* **Exercise**
Reproduce the data below line for line, with no changes, and omit the pictures.

— START —

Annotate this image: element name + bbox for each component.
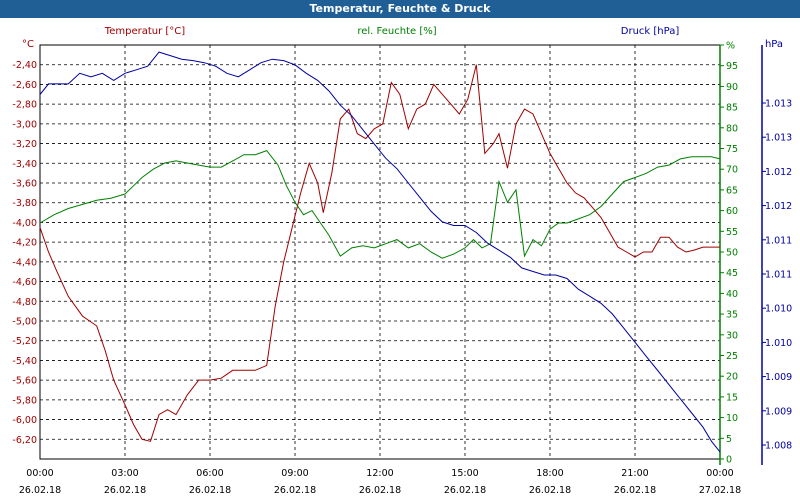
pressure-tick-label: 1.013 [765, 99, 792, 110]
temperature-tick-label: -2,80 [12, 100, 37, 111]
date-tick-label: 26.02.18 [274, 485, 316, 496]
date-tick-label: 26.02.18 [614, 485, 656, 496]
humidity-tick-label: 80 [726, 123, 738, 134]
pressure-tick-label: 1.009 [765, 406, 792, 417]
time-tick-label: 00:00 [26, 468, 53, 479]
temperature-tick-label: -4,80 [12, 297, 37, 308]
humidity-tick-label: 5 [726, 434, 732, 445]
temperature-axis-unit: °C [22, 39, 34, 50]
humidity-tick-label: 95 [726, 61, 738, 72]
humidity-tick-label: 20 [726, 372, 738, 383]
series-line-humidity [39, 150, 721, 259]
humidity-tick-label: 60 [726, 206, 738, 217]
humidity-tick-label: 85 [726, 103, 738, 114]
date-tick-label: 26.02.18 [529, 485, 571, 496]
humidity-tick-label: 35 [726, 310, 738, 321]
pressure-tick-label: 1.010 [765, 338, 792, 349]
series-group [39, 51, 721, 453]
humidity-tick-label: 50 [726, 248, 738, 259]
temperature-tick-label: -2,40 [12, 60, 37, 71]
temperature-tick-label: -3,40 [12, 159, 37, 170]
humidity-tick-label: 55 [726, 227, 738, 238]
date-tick-label: 26.02.18 [19, 485, 61, 496]
temperature-tick-label: -5,00 [12, 317, 37, 328]
humidity-tick-label: 75 [726, 144, 738, 155]
legend-humidity: rel. Feuchte [%] [357, 26, 436, 37]
time-axis: 00:00 26.02.18 03:00 26.02.18 06:00 26.02.18 0… [19, 468, 741, 496]
humidity-tick-label: 10 [726, 413, 738, 424]
pressure-tick-label: 1.012 [765, 167, 792, 178]
temperature-tick-label: -3,00 [12, 119, 37, 130]
pressure-tick-label: 1.013 [765, 133, 792, 144]
pressure-tick-label: 1.011 [765, 235, 792, 246]
humidity-tick-label: 15 [726, 392, 738, 403]
date-tick-label: 26.02.18 [359, 485, 401, 496]
humidity-tick-label: 70 [726, 165, 738, 176]
temperature-tick-label: -4,00 [12, 218, 37, 229]
humidity-tick-label: 0 [726, 455, 732, 466]
legend-temperature: Temperatur [°C] [104, 26, 185, 37]
temperature-tick-label: -3,80 [12, 198, 37, 209]
time-tick-label: 18:00 [536, 468, 563, 479]
humidity-tick-label: 25 [726, 351, 738, 362]
temperature-tick-label: -2,60 [12, 80, 37, 91]
date-tick-label: 26.02.18 [104, 485, 146, 496]
time-tick-label: 21:00 [621, 468, 648, 479]
temperature-axis: -2,40 -2,60 -2,80 -3,00 -3,20 -3,40 -3,60 -3,80… [12, 60, 37, 446]
humidity-tick-label: 65 [726, 185, 738, 196]
temperature-tick-label: -4,20 [12, 238, 37, 249]
pressure-tick-label: 1.011 [765, 270, 792, 281]
time-tick-label: 06:00 [196, 468, 223, 479]
temperature-tick-label: -3,20 [12, 139, 37, 150]
temperature-tick-label: -3,60 [12, 179, 37, 190]
pressure-tick-label: 1.008 [765, 441, 792, 452]
time-tick-label: 03:00 [111, 468, 138, 479]
temperature-tick-label: -5,60 [12, 376, 37, 387]
date-tick-label: 26.02.18 [444, 485, 486, 496]
humidity-tick-label: 30 [726, 330, 738, 341]
temperature-tick-label: -6,00 [12, 415, 37, 426]
time-tick-label: 15:00 [451, 468, 478, 479]
legend-pressure: Druck [hPa] [621, 26, 680, 37]
humidity-axis: 0 5 10 15 20 25 30 35 40 45 50 55 60 65 70 75 80 85 90 95% [719, 41, 738, 466]
chart-svg: Temperatur [°C] rel. Feuchte [%] Druck [… [0, 18, 800, 500]
chart-area: Temperatur [°C] rel. Feuchte [%] Druck [… [0, 18, 800, 500]
humidity-tick-label: % [726, 41, 735, 52]
humidity-tick-label: 90 [726, 82, 738, 93]
pressure-axis: 1.013 1.013 1.012 1.012 1.011 1.011 1.010 1.010… [761, 45, 792, 465]
temperature-tick-label: -5,40 [12, 356, 37, 367]
pressure-axis-unit: hPa [765, 39, 783, 50]
temperature-tick-label: -6,20 [12, 435, 37, 446]
temperature-tick-label: -4,60 [12, 277, 37, 288]
date-tick-label: 26.02.18 [189, 485, 231, 496]
pressure-tick-label: 1.010 [765, 304, 792, 315]
temperature-tick-label: -5,80 [12, 395, 37, 406]
time-tick-label: 12:00 [366, 468, 393, 479]
temperature-tick-label: -4,40 [12, 257, 37, 268]
time-tick-label: 09:00 [281, 468, 308, 479]
grid-lines [40, 45, 720, 459]
humidity-tick-label: 45 [726, 268, 738, 279]
temperature-tick-label: -5,20 [12, 336, 37, 347]
humidity-tick-label: 40 [726, 289, 738, 300]
series-line-temperature [39, 64, 720, 442]
date-tick-label: 27.02.18 [699, 485, 741, 496]
time-tick-label: 00:00 [706, 468, 733, 479]
pressure-tick-label: 1.012 [765, 201, 792, 212]
series-line-pressure [39, 51, 721, 453]
pressure-tick-label: 1.009 [765, 372, 792, 383]
window-title: Temperatur, Feuchte & Druck [0, 0, 800, 18]
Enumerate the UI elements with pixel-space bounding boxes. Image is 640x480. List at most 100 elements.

— END —

* **Exercise answer**
Annotate this image: element name + bbox for each component.
pressure-tick-label: 1.013 [765, 99, 792, 110]
temperature-tick-label: -2,80 [12, 100, 37, 111]
date-tick-label: 26.02.18 [274, 485, 316, 496]
date-tick-label: 26.02.18 [614, 485, 656, 496]
humidity-tick-label: 80 [726, 123, 738, 134]
pressure-tick-label: 1.009 [765, 406, 792, 417]
time-tick-label: 00:00 [26, 468, 53, 479]
temperature-tick-label: -4,80 [12, 297, 37, 308]
humidity-tick-label: 5 [726, 434, 732, 445]
temperature-axis-unit: °C [22, 39, 34, 50]
humidity-tick-label: 95 [726, 61, 738, 72]
humidity-tick-label: 20 [726, 372, 738, 383]
series-line-humidity [39, 150, 721, 259]
humidity-tick-label: 60 [726, 206, 738, 217]
humidity-tick-label: 85 [726, 103, 738, 114]
date-tick-label: 26.02.18 [529, 485, 571, 496]
humidity-tick-label: 35 [726, 310, 738, 321]
pressure-tick-label: 1.010 [765, 338, 792, 349]
series-group [39, 51, 721, 453]
humidity-tick-label: 50 [726, 248, 738, 259]
temperature-tick-label: -2,40 [12, 60, 37, 71]
temperature-tick-label: -3,40 [12, 159, 37, 170]
humidity-tick-label: 55 [726, 227, 738, 238]
date-tick-label: 26.02.18 [19, 485, 61, 496]
temperature-tick-label: -5,00 [12, 317, 37, 328]
humidity-tick-label: 75 [726, 144, 738, 155]
legend-humidity: rel. Feuchte [%] [357, 26, 436, 37]
time-axis: 00:00 26.02.18 03:00 26.02.18 06:00 26.02.18 0… [19, 468, 741, 496]
humidity-tick-label: 10 [726, 413, 738, 424]
pressure-tick-label: 1.012 [765, 167, 792, 178]
temperature-tick-label: -3,00 [12, 119, 37, 130]
pressure-tick-label: 1.013 [765, 133, 792, 144]
pressure-tick-label: 1.011 [765, 235, 792, 246]
humidity-tick-label: 15 [726, 392, 738, 403]
date-tick-label: 26.02.18 [359, 485, 401, 496]
humidity-tick-label: 70 [726, 165, 738, 176]
temperature-tick-label: -4,00 [12, 218, 37, 229]
humidity-tick-label: 0 [726, 455, 732, 466]
legend-temperature: Temperatur [°C] [104, 26, 185, 37]
temperature-tick-label: -3,80 [12, 198, 37, 209]
time-tick-label: 18:00 [536, 468, 563, 479]
humidity-tick-label: 25 [726, 351, 738, 362]
temperature-tick-label: -2,60 [12, 80, 37, 91]
date-tick-label: 26.02.18 [104, 485, 146, 496]
time-tick-label: 21:00 [621, 468, 648, 479]
temperature-axis: -2,40 -2,60 -2,80 -3,00 -3,20 -3,40 -3,60 -3,80… [12, 60, 37, 446]
humidity-tick-label: 65 [726, 185, 738, 196]
temperature-tick-label: -4,20 [12, 238, 37, 249]
pressure-tick-label: 1.011 [765, 270, 792, 281]
time-tick-label: 06:00 [196, 468, 223, 479]
temperature-tick-label: -3,20 [12, 139, 37, 150]
temperature-tick-label: -3,60 [12, 179, 37, 190]
pressure-tick-label: 1.008 [765, 441, 792, 452]
time-tick-label: 03:00 [111, 468, 138, 479]
temperature-tick-label: -5,60 [12, 376, 37, 387]
date-tick-label: 26.02.18 [444, 485, 486, 496]
humidity-tick-label: 30 [726, 330, 738, 341]
temperature-tick-label: -6,00 [12, 415, 37, 426]
time-tick-label: 15:00 [451, 468, 478, 479]
legend-pressure: Druck [hPa] [621, 26, 680, 37]
humidity-axis: 0 5 10 15 20 25 30 35 40 45 50 55 60 65 70 75 80 85 90 95% [719, 41, 738, 466]
chart-svg: Temperatur [°C] rel. Feuchte [%] Druck [… [0, 18, 800, 500]
chart-area: Temperatur [°C] rel. Feuchte [%] Druck [… [0, 18, 800, 500]
humidity-tick-label: % [726, 41, 735, 52]
humidity-tick-label: 90 [726, 82, 738, 93]
pressure-axis: 1.013 1.013 1.012 1.012 1.011 1.011 1.010 1.010… [761, 45, 792, 465]
temperature-tick-label: -5,40 [12, 356, 37, 367]
pressure-axis-unit: hPa [765, 39, 783, 50]
temperature-tick-label: -6,20 [12, 435, 37, 446]
temperature-tick-label: -4,60 [12, 277, 37, 288]
date-tick-label: 26.02.18 [189, 485, 231, 496]
pressure-tick-label: 1.010 [765, 304, 792, 315]
temperature-tick-label: -5,80 [12, 395, 37, 406]
time-tick-label: 12:00 [366, 468, 393, 479]
temperature-tick-label: -4,40 [12, 257, 37, 268]
time-tick-label: 09:00 [281, 468, 308, 479]
grid-lines [40, 45, 720, 459]
humidity-tick-label: 45 [726, 268, 738, 279]
temperature-tick-label: -5,20 [12, 336, 37, 347]
humidity-tick-label: 40 [726, 289, 738, 300]
series-line-temperature [39, 64, 720, 442]
date-tick-label: 27.02.18 [699, 485, 741, 496]
time-tick-label: 00:00 [706, 468, 733, 479]
pressure-tick-label: 1.012 [765, 201, 792, 212]
series-line-pressure [39, 51, 721, 453]
pressure-tick-label: 1.009 [765, 372, 792, 383]
window-title: Temperatur, Feuchte & Druck [0, 0, 800, 18]
Enumerate the UI elements with pixel-space bounding boxes. Image is 640x480. List at most 100 elements.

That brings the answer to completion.